** Start Task input **
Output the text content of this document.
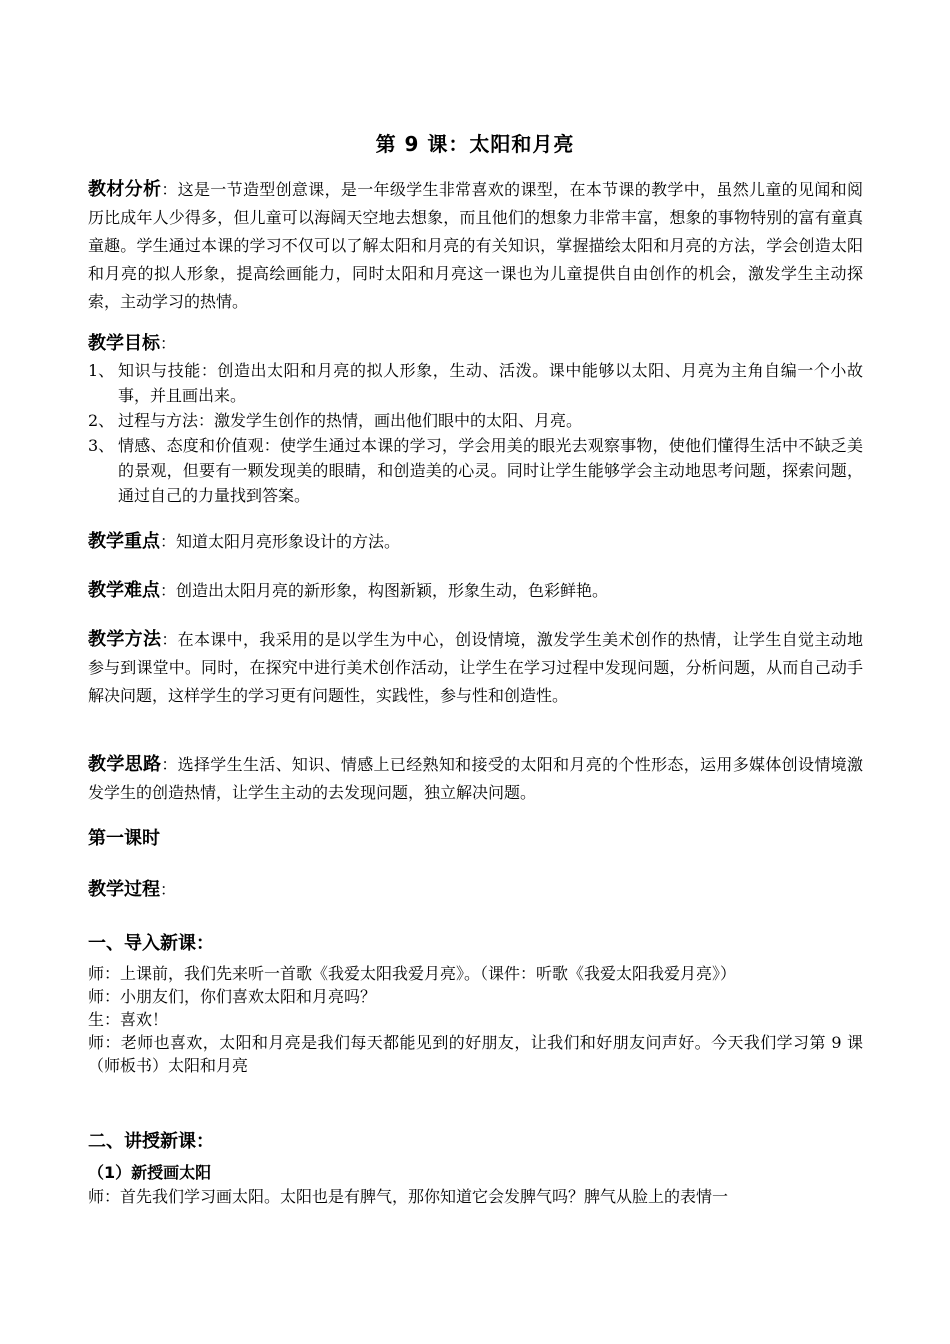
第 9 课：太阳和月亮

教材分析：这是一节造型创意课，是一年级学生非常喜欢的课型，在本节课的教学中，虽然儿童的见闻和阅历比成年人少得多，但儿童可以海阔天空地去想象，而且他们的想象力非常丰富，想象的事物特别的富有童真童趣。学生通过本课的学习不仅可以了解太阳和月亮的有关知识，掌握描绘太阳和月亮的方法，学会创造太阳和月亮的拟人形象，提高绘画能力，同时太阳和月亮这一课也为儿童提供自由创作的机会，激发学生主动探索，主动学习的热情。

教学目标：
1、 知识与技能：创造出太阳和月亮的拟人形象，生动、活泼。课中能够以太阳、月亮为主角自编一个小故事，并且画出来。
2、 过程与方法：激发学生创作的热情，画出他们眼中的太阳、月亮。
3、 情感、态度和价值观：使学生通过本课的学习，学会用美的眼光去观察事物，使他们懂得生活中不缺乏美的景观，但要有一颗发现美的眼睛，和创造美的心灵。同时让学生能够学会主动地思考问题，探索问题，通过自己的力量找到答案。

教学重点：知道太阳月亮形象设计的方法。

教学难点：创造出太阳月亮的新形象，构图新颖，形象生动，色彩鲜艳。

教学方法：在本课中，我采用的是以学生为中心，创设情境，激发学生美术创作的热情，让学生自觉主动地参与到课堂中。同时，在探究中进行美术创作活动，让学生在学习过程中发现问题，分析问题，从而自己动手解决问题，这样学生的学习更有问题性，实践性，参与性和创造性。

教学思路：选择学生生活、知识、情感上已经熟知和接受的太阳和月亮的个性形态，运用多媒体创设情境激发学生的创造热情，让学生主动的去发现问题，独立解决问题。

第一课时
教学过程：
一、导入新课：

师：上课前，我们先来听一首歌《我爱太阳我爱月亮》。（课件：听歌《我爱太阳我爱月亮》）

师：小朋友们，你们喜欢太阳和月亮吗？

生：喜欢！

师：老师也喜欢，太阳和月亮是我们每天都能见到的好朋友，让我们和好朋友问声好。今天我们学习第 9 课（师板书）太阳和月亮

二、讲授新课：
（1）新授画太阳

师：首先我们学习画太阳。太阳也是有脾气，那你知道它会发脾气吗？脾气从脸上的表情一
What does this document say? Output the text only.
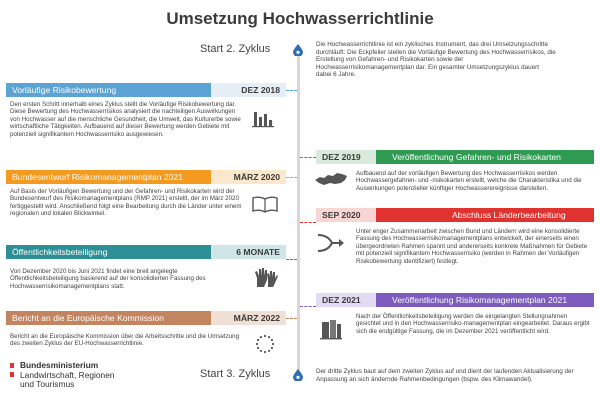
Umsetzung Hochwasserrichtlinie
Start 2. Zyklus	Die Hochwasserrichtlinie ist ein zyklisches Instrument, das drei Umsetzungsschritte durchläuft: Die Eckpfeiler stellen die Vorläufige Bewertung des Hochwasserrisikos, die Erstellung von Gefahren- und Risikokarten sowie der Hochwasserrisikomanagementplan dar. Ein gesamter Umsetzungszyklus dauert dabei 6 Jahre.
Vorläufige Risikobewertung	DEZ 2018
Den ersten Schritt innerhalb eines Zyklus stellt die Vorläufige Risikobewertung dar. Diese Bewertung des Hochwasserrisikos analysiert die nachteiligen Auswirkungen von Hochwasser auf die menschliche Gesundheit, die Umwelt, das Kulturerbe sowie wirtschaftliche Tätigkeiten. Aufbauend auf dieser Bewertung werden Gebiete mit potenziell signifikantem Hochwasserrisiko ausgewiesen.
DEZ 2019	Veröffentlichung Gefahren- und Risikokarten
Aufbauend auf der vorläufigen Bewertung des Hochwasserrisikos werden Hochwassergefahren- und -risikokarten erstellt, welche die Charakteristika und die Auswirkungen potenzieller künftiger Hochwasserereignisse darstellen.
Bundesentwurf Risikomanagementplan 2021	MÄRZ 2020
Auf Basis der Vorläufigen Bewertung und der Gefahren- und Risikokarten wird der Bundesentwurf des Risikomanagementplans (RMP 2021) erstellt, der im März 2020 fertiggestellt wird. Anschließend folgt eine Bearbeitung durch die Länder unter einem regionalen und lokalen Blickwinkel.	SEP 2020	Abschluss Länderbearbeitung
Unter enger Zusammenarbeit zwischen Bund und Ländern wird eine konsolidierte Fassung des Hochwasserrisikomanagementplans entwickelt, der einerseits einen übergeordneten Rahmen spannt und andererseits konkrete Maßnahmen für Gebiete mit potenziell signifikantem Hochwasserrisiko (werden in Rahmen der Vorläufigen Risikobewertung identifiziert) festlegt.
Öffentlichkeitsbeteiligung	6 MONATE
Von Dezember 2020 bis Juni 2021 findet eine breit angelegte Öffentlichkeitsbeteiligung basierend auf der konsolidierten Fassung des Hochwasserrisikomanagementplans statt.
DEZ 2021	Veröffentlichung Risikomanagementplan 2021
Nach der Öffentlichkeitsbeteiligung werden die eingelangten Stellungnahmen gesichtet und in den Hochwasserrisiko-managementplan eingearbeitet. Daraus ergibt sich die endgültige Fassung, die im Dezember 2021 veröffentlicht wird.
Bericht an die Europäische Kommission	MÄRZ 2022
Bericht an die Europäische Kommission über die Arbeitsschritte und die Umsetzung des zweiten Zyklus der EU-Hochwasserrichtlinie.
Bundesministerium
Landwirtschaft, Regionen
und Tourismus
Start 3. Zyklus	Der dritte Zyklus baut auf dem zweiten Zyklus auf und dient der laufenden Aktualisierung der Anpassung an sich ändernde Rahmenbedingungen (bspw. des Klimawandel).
** End Task input **
** Start Task input **
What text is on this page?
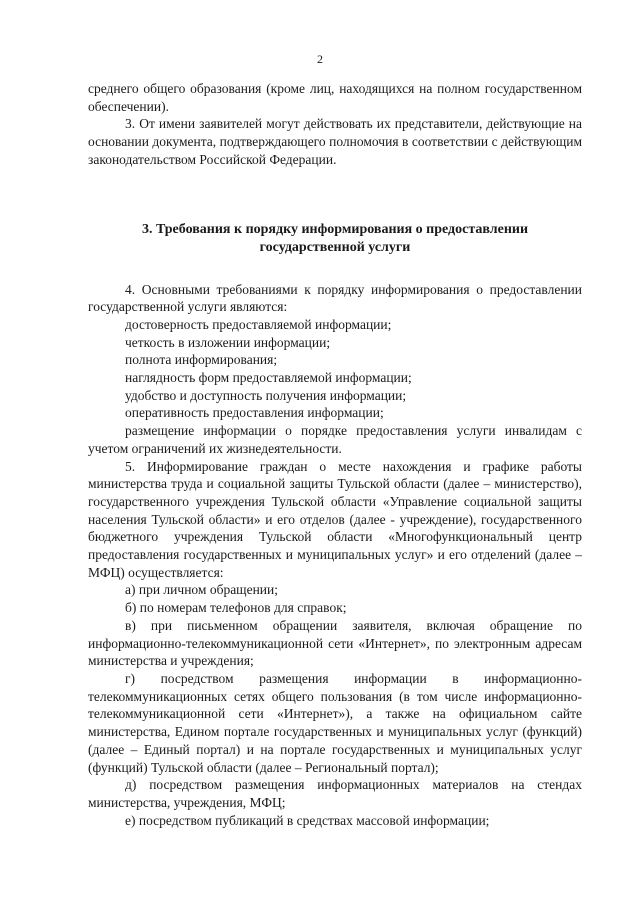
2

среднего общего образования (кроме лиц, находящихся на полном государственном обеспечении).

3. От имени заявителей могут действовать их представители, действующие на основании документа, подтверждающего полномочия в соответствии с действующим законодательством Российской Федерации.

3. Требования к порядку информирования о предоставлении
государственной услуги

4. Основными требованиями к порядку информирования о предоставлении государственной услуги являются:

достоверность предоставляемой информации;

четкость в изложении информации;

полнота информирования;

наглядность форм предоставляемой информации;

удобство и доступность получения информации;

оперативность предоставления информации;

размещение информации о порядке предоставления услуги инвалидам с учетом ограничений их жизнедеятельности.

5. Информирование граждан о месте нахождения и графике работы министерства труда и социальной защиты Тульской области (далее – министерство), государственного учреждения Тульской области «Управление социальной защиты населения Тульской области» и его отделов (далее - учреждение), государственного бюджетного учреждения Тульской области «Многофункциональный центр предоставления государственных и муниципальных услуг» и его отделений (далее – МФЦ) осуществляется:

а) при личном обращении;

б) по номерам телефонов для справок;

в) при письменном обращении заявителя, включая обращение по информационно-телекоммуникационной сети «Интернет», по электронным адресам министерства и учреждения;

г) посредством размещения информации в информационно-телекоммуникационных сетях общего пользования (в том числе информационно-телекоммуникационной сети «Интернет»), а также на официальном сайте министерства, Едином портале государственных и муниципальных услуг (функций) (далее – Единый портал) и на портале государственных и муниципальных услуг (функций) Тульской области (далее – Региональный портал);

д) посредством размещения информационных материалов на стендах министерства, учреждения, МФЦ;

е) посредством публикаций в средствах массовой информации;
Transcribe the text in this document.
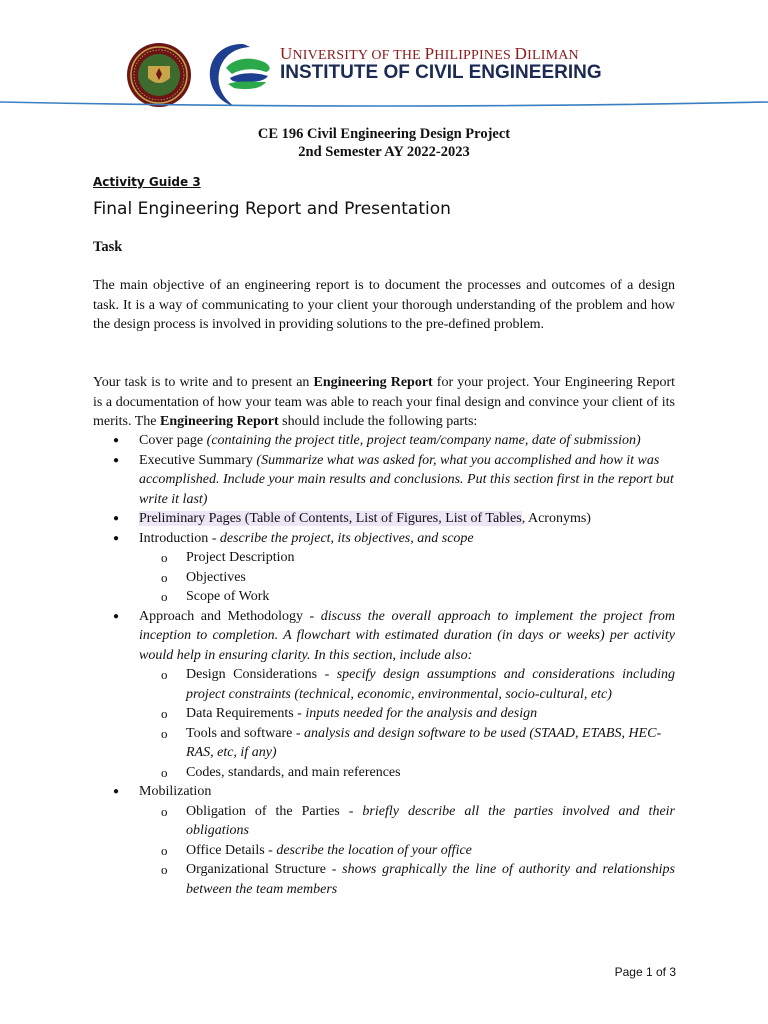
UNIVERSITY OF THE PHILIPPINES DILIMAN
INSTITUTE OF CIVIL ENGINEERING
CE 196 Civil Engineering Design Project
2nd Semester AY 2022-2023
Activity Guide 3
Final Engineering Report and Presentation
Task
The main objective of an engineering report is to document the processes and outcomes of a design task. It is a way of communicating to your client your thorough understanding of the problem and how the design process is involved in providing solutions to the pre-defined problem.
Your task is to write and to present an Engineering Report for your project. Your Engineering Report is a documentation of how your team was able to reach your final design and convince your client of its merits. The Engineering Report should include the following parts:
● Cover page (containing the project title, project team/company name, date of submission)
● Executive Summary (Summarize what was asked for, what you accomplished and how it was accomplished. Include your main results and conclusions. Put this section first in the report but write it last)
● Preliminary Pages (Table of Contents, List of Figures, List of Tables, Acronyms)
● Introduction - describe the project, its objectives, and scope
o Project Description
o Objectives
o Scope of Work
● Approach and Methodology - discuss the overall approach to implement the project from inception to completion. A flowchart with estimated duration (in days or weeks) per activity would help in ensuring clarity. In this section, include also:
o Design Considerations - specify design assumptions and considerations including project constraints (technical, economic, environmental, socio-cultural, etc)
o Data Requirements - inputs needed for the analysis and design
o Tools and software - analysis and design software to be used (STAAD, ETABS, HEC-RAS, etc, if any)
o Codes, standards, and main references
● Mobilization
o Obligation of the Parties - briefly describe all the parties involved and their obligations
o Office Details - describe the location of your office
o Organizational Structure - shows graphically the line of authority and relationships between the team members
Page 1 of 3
** End Task input **
** Start Task input **
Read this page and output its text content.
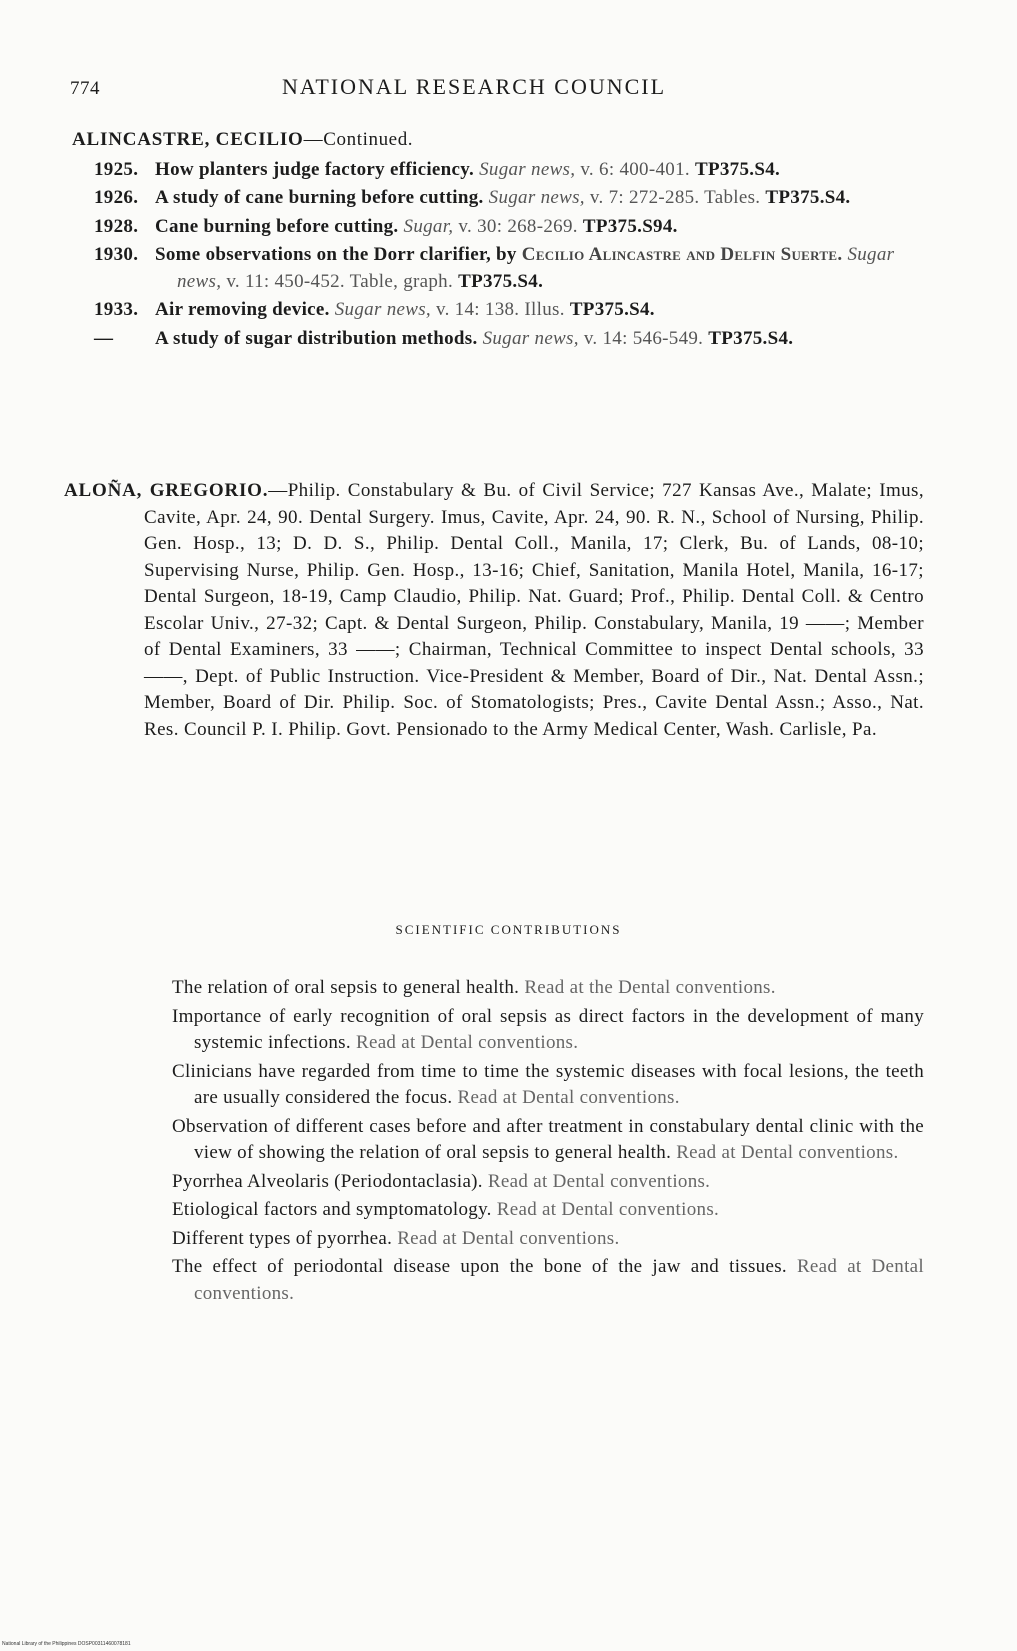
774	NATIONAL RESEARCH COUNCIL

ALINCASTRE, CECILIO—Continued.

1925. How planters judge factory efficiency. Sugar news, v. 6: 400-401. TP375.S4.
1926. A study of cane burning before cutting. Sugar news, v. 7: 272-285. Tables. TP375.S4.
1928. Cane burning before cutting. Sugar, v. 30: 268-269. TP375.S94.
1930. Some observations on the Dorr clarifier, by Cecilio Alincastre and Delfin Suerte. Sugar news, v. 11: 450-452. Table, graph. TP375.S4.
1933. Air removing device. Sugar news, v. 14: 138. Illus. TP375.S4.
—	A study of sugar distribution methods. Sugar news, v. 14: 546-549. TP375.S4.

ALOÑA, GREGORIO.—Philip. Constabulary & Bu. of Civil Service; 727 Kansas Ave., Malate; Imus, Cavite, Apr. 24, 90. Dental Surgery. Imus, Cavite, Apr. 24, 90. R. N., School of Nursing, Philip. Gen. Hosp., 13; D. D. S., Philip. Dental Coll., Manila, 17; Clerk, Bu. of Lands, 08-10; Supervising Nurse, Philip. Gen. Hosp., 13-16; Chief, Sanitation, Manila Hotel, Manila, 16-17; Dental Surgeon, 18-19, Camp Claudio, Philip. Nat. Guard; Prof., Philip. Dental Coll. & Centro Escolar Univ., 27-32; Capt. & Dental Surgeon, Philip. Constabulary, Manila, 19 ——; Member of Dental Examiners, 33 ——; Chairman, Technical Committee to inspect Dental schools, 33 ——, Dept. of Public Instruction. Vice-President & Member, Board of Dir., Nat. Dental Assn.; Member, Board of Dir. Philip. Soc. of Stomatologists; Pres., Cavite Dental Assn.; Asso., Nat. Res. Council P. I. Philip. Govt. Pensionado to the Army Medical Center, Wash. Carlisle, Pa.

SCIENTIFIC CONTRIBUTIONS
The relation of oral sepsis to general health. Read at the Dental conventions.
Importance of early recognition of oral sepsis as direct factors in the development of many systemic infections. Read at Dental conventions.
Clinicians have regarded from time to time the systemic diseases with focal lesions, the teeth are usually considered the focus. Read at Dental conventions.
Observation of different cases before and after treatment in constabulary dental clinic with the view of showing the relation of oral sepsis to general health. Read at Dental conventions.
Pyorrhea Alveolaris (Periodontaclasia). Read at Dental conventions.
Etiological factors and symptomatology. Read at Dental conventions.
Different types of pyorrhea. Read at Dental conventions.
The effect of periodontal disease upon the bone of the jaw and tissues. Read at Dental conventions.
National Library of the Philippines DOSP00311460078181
** End Task input **
▸ Task prompt
The lines above form a set of records; determine how many of them contain the string "информационно" and give that number alone.

▸ Task response
2